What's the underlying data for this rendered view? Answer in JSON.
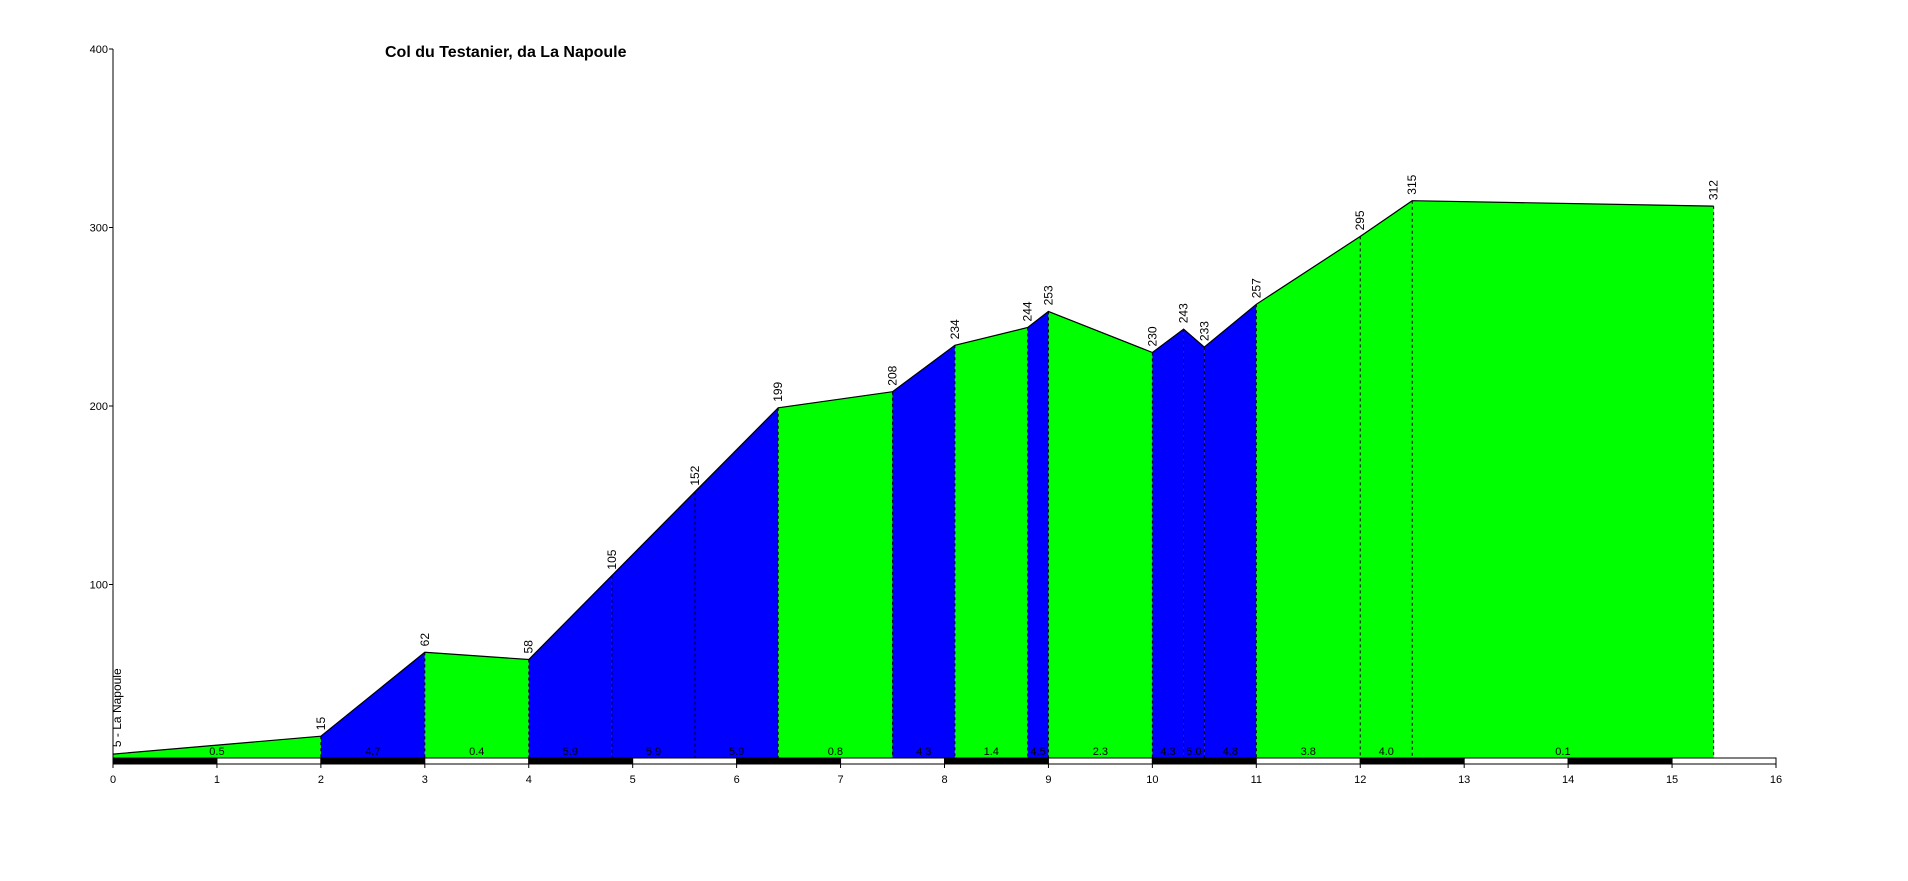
{
  "chart_data": {
    "type": "area",
    "title": "Col du Testanier, da La Napoule",
    "xlim": [
      0,
      16
    ],
    "ylim": [
      0,
      400
    ],
    "x_ticks": [
      "0",
      "1",
      "2",
      "3",
      "4",
      "5",
      "6",
      "7",
      "8",
      "9",
      "10",
      "11",
      "12",
      "13",
      "14",
      "15",
      "16"
    ],
    "y_ticks": [
      "100",
      "200",
      "300",
      "400"
    ],
    "grid": false,
    "start_label": "5 - La Napoule",
    "colors": {
      "ascent": "#0000ff",
      "flat": "#00ff00",
      "outline": "#000000"
    },
    "points": [
      {
        "x": 0.0,
        "y": 5,
        "label": ""
      },
      {
        "x": 2.0,
        "y": 15,
        "label": "15"
      },
      {
        "x": 3.0,
        "y": 62,
        "label": "62"
      },
      {
        "x": 4.0,
        "y": 58,
        "label": "58"
      },
      {
        "x": 4.8,
        "y": 105,
        "label": "105"
      },
      {
        "x": 5.6,
        "y": 152,
        "label": "152"
      },
      {
        "x": 6.4,
        "y": 199,
        "label": "199"
      },
      {
        "x": 7.5,
        "y": 208,
        "label": "208"
      },
      {
        "x": 8.1,
        "y": 234,
        "label": "234"
      },
      {
        "x": 8.8,
        "y": 244,
        "label": "244"
      },
      {
        "x": 9.0,
        "y": 253,
        "label": "253"
      },
      {
        "x": 10.0,
        "y": 230,
        "label": "230"
      },
      {
        "x": 10.3,
        "y": 243,
        "label": "243"
      },
      {
        "x": 10.5,
        "y": 233,
        "label": "233"
      },
      {
        "x": 11.0,
        "y": 257,
        "label": "257"
      },
      {
        "x": 12.0,
        "y": 295,
        "label": "295"
      },
      {
        "x": 12.5,
        "y": 315,
        "label": "315"
      },
      {
        "x": 15.4,
        "y": 312,
        "label": "312"
      }
    ],
    "segments": [
      {
        "x0": 0.0,
        "x1": 2.0,
        "grade": "0.5",
        "climb": false
      },
      {
        "x0": 2.0,
        "x1": 3.0,
        "grade": "4.7",
        "climb": true
      },
      {
        "x0": 3.0,
        "x1": 4.0,
        "grade": "0.4",
        "climb": false
      },
      {
        "x0": 4.0,
        "x1": 4.8,
        "grade": "5.9",
        "climb": true
      },
      {
        "x0": 4.8,
        "x1": 5.6,
        "grade": "5.9",
        "climb": true
      },
      {
        "x0": 5.6,
        "x1": 6.4,
        "grade": "5.9",
        "climb": true
      },
      {
        "x0": 6.4,
        "x1": 7.5,
        "grade": "0.8",
        "climb": false
      },
      {
        "x0": 7.5,
        "x1": 8.1,
        "grade": "4.3",
        "climb": true
      },
      {
        "x0": 8.1,
        "x1": 8.8,
        "grade": "1.4",
        "climb": false
      },
      {
        "x0": 8.8,
        "x1": 9.0,
        "grade": "4.5",
        "climb": true
      },
      {
        "x0": 9.0,
        "x1": 10.0,
        "grade": "2.3",
        "climb": false
      },
      {
        "x0": 10.0,
        "x1": 10.3,
        "grade": "4.3",
        "climb": true
      },
      {
        "x0": 10.3,
        "x1": 10.5,
        "grade": "5.0",
        "climb": true
      },
      {
        "x0": 10.5,
        "x1": 11.0,
        "grade": "4.8",
        "climb": true
      },
      {
        "x0": 11.0,
        "x1": 12.0,
        "grade": "3.8",
        "climb": false
      },
      {
        "x0": 12.0,
        "x1": 12.5,
        "grade": "4.0",
        "climb": false
      },
      {
        "x0": 12.5,
        "x1": 15.4,
        "grade": "0.1",
        "climb": false
      }
    ]
  }
}
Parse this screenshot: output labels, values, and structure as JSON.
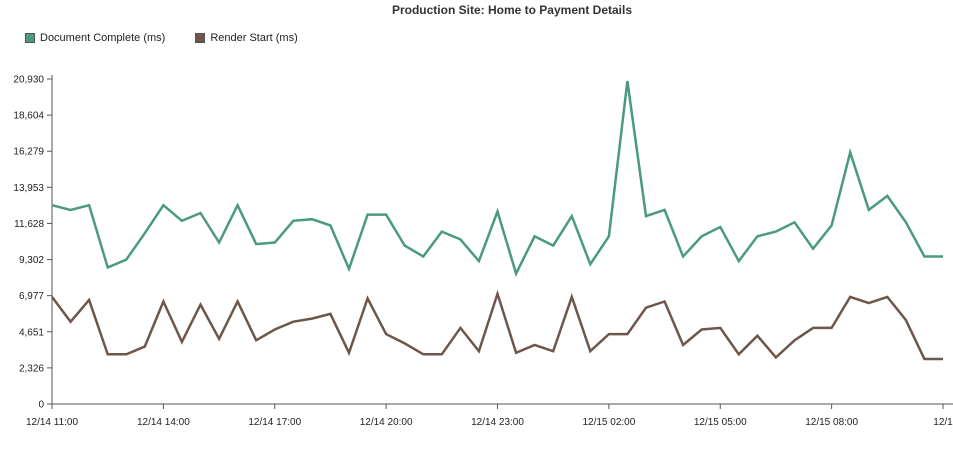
{
  "chart_data": {
    "type": "line",
    "title": "Production Site: Home to Payment Details",
    "legend_position": "top-left",
    "grid": false,
    "xlabel": "",
    "ylabel": "",
    "ylim": [
      0,
      20930
    ],
    "y_ticks": [
      "0",
      "2,326",
      "4,651",
      "6,977",
      "9,302",
      "11,628",
      "13,953",
      "16,279",
      "18,604",
      "20,930"
    ],
    "y_tick_values": [
      0,
      2326,
      4651,
      6977,
      9302,
      11628,
      13953,
      16279,
      18604,
      20930
    ],
    "x_ticks": [
      "12/14 11:00",
      "12/14 14:00",
      "12/14 17:00",
      "12/14 20:00",
      "12/14 23:00",
      "12/15 02:00",
      "12/15 05:00",
      "12/15 08:00",
      "12/1"
    ],
    "x_tick_positions": [
      0,
      3,
      6,
      9,
      12,
      15,
      18,
      21,
      24
    ],
    "x": [
      0,
      0.5,
      1,
      1.5,
      2,
      2.5,
      3,
      3.5,
      4,
      4.5,
      5,
      5.5,
      6,
      6.5,
      7,
      7.5,
      8,
      8.5,
      9,
      9.5,
      10,
      10.5,
      11,
      11.5,
      12,
      12.5,
      13,
      13.5,
      14,
      14.5,
      15,
      15.5,
      16,
      16.5,
      17,
      17.5,
      18,
      18.5,
      19,
      19.5,
      20,
      20.5,
      21,
      21.5,
      22,
      22.5,
      23,
      23.5,
      24
    ],
    "series": [
      {
        "name": "Document Complete (ms)",
        "color": "#4a9a7c",
        "values": [
          12800,
          12500,
          12800,
          8800,
          9300,
          11000,
          12800,
          11800,
          12300,
          10400,
          12800,
          10300,
          10400,
          11800,
          11900,
          11500,
          8700,
          12200,
          12200,
          10200,
          9500,
          11100,
          10600,
          9200,
          12400,
          8400,
          10800,
          10200,
          12100,
          9000,
          10800,
          20800,
          12100,
          12500,
          9500,
          10800,
          11400,
          9200,
          10800,
          11100,
          11700,
          10000,
          11500,
          16200,
          12500,
          13400,
          11700,
          9500,
          9500
        ]
      },
      {
        "name": "Render Start (ms)",
        "color": "#6e564a",
        "values": [
          6900,
          5300,
          6700,
          3200,
          3200,
          3700,
          6600,
          4000,
          6400,
          4200,
          6600,
          4100,
          4800,
          5300,
          5500,
          5800,
          3300,
          6800,
          4500,
          3900,
          3200,
          3200,
          4900,
          3400,
          7100,
          3300,
          3800,
          3400,
          6900,
          3400,
          4500,
          4500,
          6200,
          6600,
          3800,
          4800,
          4900,
          3200,
          4400,
          3000,
          4100,
          4900,
          4900,
          6900,
          6500,
          6900,
          5400,
          2900,
          2900
        ]
      }
    ]
  }
}
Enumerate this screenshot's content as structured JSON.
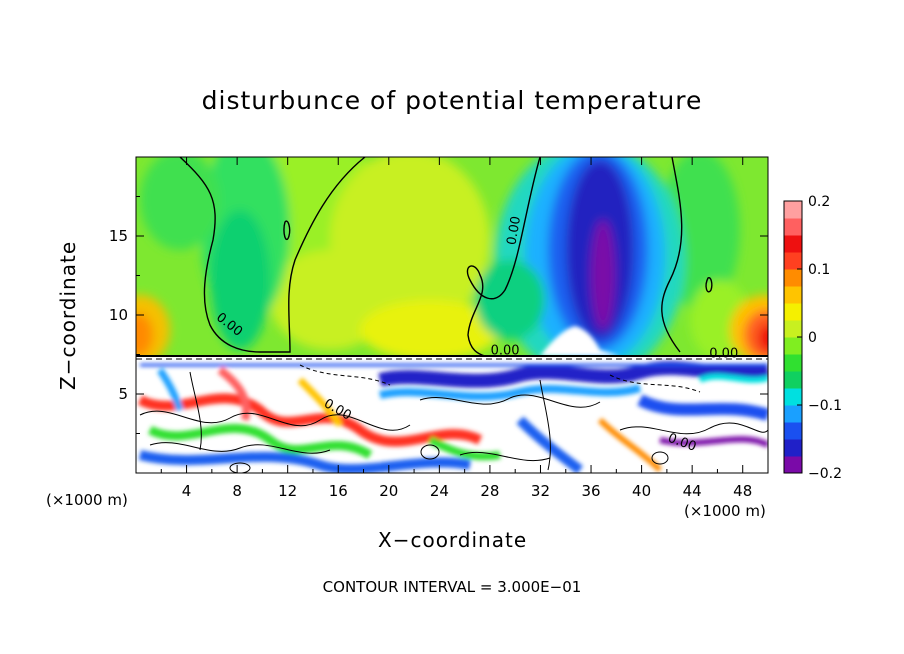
{
  "chart_data": {
    "type": "heatmap",
    "title": "disturbunce of potential temperature",
    "xlabel": "X−coordinate",
    "ylabel": "Z−coordinate",
    "x_unit_label": "(×1000 m)",
    "y_unit_label": "(×1000 m)",
    "footer": "CONTOUR INTERVAL = 3.000E−01",
    "xlim": [
      0,
      50
    ],
    "ylim": [
      0,
      20
    ],
    "x_ticks": [
      4,
      8,
      12,
      16,
      20,
      24,
      28,
      32,
      36,
      40,
      44,
      48
    ],
    "y_ticks": [
      5,
      10,
      15
    ],
    "colorbar": {
      "min": -0.2,
      "max": 0.2,
      "ticks": [
        0.2,
        0.1,
        0,
        -0.1,
        -0.2
      ],
      "tick_labels": [
        "0.2",
        "0.1",
        "0",
        "−0.1",
        "−0.2"
      ],
      "colors": [
        "#7a0aa8",
        "#2020c8",
        "#1a50f0",
        "#1aa0ff",
        "#00e0e0",
        "#10d060",
        "#30e030",
        "#80ee20",
        "#c8f020",
        "#f5f000",
        "#ffc400",
        "#ff8c00",
        "#ff4020",
        "#ee1010",
        "#ff6060",
        "#ffa0a0"
      ]
    },
    "contour_labels": [
      "0.00",
      "0.00",
      "0.00",
      "0.00",
      "0.00",
      "0.00"
    ],
    "features": [
      {
        "name": "negative anomaly core",
        "x": 37,
        "z": 16,
        "value": -0.2
      },
      {
        "name": "positive anomaly left edge",
        "x": 0,
        "z": 10,
        "value": 0.1
      },
      {
        "name": "positive anomaly right edge",
        "x": 50,
        "z": 9.5,
        "value": 0.15
      },
      {
        "name": "layer interface",
        "x": 25,
        "z": 7.5,
        "value": 0
      }
    ]
  }
}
****************************************
Only lines holding the string "edge" are wanted; gather each one from the entries above.

= TASK RESPONSE =
        "name": "positive anomaly left edge",
        "name": "positive anomaly right edge",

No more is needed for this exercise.